*Your goal*:
Each line that holds the word "股債雙殺" is to be identified and copied.

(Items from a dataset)

|---|

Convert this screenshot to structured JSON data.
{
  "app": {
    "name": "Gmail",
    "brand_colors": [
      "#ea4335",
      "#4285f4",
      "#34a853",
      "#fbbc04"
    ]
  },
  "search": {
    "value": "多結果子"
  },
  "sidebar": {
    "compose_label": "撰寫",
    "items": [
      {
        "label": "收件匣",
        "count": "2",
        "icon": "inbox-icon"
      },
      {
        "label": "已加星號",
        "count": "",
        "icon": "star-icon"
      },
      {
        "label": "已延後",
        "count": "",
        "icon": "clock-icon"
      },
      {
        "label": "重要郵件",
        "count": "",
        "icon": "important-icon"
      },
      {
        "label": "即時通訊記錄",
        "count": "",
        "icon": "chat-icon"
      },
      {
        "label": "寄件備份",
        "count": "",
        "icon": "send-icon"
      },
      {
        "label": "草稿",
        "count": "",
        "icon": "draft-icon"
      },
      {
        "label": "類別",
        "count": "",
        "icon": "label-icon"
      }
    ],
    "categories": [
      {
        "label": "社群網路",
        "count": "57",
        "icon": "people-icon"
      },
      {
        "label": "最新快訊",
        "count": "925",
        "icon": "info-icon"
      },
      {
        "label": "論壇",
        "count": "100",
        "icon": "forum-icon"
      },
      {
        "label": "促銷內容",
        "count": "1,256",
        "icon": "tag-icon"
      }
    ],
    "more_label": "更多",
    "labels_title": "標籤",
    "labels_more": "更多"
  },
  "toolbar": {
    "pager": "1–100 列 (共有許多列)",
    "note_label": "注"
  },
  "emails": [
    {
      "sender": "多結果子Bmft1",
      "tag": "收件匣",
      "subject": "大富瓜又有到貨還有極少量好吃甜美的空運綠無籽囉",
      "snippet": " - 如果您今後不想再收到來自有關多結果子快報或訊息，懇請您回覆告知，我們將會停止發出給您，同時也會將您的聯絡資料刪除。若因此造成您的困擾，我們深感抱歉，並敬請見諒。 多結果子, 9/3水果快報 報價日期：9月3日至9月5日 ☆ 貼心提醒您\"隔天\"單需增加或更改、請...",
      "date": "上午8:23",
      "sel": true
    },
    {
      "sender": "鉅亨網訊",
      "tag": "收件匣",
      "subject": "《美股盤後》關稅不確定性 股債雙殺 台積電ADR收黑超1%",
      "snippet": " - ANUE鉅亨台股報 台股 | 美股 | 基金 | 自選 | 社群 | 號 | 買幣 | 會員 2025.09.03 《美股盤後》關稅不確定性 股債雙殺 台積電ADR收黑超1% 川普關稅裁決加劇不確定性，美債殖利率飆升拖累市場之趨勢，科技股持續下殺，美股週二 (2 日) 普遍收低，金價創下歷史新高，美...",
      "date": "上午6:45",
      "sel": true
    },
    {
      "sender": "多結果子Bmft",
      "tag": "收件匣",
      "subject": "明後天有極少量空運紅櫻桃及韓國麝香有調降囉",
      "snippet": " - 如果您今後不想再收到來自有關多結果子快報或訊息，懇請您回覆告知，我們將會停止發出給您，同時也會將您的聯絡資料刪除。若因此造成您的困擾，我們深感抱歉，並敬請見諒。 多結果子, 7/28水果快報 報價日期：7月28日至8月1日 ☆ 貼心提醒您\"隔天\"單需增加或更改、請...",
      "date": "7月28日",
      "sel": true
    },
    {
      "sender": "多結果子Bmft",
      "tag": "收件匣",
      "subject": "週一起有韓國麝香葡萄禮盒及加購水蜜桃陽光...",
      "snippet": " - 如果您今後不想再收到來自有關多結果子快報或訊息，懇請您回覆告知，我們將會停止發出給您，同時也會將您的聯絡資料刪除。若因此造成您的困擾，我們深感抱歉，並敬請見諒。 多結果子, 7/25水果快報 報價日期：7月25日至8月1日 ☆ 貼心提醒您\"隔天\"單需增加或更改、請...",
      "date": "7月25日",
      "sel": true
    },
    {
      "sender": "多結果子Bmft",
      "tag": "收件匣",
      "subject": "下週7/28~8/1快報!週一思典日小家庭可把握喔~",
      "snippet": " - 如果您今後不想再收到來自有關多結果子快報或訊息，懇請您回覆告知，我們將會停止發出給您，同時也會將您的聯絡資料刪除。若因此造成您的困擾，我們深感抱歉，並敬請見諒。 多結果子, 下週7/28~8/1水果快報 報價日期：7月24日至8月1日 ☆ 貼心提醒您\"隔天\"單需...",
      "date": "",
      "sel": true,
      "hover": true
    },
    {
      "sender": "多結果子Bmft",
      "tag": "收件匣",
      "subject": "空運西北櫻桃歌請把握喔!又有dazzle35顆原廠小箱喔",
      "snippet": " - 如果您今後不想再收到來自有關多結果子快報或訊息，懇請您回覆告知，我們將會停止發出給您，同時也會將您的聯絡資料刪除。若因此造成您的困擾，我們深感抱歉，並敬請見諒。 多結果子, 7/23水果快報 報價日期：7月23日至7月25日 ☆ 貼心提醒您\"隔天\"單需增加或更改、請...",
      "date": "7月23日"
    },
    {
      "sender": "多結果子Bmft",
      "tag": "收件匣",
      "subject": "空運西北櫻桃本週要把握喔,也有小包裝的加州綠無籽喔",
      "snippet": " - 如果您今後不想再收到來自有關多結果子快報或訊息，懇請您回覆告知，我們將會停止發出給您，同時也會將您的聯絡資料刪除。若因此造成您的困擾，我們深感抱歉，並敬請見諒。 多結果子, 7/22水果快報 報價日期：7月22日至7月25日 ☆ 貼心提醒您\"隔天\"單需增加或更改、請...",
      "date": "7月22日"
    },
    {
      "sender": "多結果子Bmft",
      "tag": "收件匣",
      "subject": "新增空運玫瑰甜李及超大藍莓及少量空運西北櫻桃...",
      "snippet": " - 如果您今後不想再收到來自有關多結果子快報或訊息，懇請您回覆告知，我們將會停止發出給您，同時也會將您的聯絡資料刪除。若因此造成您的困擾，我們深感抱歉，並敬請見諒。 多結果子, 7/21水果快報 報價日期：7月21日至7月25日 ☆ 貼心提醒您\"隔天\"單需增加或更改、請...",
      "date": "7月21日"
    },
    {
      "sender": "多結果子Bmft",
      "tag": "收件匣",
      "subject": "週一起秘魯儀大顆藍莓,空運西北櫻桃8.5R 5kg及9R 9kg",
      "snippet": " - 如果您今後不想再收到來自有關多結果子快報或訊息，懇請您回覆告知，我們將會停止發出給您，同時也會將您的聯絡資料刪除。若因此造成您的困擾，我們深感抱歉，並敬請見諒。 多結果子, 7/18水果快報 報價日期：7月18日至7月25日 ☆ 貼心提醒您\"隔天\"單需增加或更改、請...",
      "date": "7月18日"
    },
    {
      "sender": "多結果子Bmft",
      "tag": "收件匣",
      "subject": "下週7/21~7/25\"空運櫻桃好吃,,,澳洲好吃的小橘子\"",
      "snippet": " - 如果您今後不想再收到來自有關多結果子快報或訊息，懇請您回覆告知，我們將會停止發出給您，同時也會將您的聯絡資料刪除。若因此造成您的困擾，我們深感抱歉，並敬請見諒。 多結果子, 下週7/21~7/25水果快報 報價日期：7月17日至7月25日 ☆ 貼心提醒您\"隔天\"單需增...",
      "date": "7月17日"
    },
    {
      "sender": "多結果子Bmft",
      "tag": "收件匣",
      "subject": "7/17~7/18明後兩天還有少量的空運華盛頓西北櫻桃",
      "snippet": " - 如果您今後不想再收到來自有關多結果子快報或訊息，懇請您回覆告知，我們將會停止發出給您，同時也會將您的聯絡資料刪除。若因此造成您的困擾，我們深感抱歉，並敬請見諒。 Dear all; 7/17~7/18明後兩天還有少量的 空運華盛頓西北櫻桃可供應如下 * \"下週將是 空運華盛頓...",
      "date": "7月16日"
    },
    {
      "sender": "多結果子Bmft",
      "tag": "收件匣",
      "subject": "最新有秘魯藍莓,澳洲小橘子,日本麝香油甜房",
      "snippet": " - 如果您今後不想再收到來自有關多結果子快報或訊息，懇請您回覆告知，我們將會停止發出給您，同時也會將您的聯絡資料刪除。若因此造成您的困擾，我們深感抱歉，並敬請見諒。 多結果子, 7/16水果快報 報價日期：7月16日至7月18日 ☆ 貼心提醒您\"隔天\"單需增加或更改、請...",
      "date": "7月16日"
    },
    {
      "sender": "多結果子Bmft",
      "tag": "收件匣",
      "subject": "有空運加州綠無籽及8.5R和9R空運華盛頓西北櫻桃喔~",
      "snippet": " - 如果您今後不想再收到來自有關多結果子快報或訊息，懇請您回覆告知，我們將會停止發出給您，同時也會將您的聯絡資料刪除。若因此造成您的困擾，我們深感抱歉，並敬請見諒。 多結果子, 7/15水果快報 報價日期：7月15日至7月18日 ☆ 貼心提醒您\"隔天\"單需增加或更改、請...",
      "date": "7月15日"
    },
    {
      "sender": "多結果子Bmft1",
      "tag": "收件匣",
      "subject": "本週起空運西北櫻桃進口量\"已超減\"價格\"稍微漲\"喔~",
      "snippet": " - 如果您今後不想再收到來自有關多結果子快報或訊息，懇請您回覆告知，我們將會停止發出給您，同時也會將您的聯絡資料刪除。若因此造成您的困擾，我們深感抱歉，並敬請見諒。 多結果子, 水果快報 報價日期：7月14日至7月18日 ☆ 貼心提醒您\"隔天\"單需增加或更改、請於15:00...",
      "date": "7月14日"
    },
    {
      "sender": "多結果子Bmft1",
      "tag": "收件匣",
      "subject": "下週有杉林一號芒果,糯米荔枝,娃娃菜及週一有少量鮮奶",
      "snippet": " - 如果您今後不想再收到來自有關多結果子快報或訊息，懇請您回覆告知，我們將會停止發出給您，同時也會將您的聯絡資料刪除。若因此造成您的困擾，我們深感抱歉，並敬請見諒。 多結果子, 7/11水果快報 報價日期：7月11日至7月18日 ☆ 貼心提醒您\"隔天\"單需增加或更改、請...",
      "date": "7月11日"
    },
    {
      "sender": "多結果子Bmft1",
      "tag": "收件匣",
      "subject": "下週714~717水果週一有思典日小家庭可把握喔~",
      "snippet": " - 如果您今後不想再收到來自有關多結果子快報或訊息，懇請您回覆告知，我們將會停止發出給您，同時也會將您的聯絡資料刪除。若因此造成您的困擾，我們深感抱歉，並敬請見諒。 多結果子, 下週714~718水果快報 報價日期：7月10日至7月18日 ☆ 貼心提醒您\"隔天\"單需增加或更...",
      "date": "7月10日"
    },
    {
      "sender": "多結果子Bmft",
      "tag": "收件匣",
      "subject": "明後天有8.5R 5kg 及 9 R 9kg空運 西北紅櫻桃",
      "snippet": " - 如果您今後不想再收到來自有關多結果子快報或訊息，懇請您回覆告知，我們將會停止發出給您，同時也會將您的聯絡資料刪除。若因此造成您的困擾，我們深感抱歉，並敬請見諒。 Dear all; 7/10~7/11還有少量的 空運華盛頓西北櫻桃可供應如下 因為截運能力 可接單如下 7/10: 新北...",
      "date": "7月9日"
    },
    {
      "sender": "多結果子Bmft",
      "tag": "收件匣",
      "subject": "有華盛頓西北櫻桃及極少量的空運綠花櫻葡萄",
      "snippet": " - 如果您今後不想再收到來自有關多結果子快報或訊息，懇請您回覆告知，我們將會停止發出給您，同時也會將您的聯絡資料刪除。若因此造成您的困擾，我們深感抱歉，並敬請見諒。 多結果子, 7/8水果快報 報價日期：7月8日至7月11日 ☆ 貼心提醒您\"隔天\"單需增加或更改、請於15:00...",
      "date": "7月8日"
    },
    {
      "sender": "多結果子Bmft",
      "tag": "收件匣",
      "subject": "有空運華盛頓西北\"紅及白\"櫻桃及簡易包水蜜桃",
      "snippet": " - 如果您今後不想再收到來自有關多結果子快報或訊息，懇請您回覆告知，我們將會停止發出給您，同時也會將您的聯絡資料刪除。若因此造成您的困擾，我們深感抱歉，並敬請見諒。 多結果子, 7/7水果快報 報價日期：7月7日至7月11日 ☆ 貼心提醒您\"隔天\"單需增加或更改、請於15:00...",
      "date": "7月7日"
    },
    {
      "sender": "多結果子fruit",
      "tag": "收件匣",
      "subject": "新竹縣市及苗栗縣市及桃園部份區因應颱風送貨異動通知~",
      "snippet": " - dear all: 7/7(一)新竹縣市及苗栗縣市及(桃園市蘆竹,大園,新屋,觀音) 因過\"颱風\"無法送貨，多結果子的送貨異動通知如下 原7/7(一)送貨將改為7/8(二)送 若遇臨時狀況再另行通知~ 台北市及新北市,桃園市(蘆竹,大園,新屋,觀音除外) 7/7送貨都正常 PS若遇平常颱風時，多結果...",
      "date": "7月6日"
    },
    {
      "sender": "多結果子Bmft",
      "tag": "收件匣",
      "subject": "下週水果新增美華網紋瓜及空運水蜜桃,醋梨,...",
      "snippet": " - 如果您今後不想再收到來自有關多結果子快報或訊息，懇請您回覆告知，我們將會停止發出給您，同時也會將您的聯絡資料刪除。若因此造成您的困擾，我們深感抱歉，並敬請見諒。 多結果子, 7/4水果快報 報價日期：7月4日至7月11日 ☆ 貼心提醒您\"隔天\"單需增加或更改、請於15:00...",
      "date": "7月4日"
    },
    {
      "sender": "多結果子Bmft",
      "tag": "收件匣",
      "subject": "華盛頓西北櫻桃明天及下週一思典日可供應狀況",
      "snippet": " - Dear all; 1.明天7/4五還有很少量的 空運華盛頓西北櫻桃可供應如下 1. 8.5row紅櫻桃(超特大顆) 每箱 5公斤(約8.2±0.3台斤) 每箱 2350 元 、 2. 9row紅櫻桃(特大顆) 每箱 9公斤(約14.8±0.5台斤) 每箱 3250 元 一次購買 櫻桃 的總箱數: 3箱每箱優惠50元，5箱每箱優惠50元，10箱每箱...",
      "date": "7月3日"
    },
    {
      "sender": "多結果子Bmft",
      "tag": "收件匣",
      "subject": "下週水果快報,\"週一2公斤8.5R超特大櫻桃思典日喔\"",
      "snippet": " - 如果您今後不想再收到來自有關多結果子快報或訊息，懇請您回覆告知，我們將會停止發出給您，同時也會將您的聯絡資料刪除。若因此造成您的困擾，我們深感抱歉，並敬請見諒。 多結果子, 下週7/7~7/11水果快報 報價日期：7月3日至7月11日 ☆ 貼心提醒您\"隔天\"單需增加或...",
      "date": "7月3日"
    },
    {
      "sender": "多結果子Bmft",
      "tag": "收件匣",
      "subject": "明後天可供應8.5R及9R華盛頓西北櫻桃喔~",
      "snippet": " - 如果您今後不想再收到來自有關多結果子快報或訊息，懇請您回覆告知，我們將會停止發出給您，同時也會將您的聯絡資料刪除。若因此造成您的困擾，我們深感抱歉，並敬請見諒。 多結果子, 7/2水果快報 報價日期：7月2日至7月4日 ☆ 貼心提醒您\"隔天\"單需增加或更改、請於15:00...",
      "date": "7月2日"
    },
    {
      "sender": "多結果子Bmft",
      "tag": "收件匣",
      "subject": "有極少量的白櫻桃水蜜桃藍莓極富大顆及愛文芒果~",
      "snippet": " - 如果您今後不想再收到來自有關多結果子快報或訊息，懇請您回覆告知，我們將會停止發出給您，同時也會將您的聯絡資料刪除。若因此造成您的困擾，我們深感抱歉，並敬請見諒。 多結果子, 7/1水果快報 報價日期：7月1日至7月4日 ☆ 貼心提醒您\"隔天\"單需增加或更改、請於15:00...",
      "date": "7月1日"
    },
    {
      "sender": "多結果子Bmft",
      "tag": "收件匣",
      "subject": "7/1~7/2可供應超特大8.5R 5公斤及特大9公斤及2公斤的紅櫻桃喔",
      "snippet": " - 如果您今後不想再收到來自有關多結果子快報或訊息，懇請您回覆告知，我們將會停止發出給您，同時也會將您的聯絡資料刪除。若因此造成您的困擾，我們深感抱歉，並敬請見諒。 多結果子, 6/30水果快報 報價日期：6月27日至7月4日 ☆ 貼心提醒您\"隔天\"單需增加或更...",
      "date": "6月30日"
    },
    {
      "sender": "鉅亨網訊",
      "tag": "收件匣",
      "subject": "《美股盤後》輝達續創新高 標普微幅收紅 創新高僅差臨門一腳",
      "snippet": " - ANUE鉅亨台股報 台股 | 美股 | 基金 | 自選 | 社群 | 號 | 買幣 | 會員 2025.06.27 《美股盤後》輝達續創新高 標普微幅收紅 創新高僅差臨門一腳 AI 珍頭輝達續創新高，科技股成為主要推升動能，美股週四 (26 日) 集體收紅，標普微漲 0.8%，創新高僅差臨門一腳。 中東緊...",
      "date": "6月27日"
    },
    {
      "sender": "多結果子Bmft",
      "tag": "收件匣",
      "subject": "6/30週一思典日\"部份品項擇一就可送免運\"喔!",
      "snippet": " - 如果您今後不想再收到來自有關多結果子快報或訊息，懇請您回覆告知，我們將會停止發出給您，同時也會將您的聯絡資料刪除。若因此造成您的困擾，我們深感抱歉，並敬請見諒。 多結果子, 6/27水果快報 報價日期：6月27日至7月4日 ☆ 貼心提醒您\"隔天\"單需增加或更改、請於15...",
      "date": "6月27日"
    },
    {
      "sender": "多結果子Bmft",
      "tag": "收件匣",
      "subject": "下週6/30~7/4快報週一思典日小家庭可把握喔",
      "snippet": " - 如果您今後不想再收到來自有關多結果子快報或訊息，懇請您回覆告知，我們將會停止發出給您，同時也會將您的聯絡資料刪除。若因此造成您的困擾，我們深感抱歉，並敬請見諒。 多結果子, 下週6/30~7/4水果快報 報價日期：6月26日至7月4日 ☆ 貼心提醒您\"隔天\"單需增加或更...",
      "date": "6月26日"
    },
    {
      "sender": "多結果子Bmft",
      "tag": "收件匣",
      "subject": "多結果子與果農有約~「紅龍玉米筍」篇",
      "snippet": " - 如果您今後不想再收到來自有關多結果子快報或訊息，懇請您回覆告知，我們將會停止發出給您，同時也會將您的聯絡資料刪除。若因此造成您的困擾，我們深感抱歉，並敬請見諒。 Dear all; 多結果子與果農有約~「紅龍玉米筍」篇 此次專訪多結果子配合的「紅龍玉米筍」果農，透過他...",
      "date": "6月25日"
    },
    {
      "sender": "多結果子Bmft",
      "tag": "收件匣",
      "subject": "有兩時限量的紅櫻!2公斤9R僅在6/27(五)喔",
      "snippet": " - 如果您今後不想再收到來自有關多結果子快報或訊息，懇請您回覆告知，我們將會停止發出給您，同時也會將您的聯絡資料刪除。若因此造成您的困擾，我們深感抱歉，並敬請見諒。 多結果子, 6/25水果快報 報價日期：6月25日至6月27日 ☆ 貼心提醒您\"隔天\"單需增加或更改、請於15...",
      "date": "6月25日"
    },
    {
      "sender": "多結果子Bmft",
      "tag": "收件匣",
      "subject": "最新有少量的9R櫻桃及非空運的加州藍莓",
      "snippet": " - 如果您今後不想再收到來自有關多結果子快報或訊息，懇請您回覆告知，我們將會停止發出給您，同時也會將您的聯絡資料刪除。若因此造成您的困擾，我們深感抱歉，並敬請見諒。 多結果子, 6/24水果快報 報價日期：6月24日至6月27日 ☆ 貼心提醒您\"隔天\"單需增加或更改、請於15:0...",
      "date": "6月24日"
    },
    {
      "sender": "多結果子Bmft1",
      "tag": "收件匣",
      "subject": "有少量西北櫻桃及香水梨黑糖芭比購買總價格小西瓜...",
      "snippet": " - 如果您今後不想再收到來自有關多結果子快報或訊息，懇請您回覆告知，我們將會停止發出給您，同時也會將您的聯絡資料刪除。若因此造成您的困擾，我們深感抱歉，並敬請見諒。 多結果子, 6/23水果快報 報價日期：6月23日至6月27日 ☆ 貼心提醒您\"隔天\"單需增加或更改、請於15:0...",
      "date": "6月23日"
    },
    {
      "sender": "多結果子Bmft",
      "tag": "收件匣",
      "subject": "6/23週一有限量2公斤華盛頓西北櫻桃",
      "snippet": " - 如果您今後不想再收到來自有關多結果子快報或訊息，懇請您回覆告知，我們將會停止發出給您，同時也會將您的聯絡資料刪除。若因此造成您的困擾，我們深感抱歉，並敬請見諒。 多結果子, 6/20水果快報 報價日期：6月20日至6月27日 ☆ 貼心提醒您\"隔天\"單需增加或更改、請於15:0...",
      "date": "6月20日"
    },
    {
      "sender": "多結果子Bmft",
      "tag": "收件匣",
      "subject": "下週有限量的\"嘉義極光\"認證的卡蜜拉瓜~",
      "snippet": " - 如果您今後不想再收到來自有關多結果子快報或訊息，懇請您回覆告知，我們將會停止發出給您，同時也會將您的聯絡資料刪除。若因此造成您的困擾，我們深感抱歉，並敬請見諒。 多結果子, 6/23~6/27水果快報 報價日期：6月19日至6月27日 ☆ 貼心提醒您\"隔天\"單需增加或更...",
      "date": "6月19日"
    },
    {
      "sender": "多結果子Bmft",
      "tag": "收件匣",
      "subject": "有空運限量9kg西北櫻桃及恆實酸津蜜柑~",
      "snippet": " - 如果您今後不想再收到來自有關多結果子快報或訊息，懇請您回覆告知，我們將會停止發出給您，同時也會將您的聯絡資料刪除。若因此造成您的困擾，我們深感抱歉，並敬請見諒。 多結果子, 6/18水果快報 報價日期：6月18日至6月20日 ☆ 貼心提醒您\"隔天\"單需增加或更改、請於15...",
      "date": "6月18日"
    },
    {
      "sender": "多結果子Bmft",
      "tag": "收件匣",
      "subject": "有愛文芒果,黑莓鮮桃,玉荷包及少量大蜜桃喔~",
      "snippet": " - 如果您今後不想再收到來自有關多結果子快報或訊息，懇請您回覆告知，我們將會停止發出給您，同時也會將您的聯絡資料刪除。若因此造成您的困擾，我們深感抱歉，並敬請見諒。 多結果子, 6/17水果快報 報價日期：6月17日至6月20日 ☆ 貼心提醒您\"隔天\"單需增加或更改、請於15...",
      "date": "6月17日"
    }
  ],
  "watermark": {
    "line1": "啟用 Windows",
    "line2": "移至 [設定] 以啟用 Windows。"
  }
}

|---|

*Answer to the task*:
      "subject": "《美股盤後》關稅不確定性 股債雙殺 台積電ADR收黑超1%",
      "snippet": " - ANUE鉅亨台股報 台股 | 美股 | 基金 | 自選 | 社群 | 號 | 買幣 | 會員 2025.09.03 《美股盤後》關稅不確定性 股債雙殺 台積電ADR收黑超1% 川普關稅裁決加劇不確定性，美債殖利率飆升拖累市場之趨勢，科技股持續下殺，美股週二 (2 日) 普遍收低，金價創下歷史新高，美...",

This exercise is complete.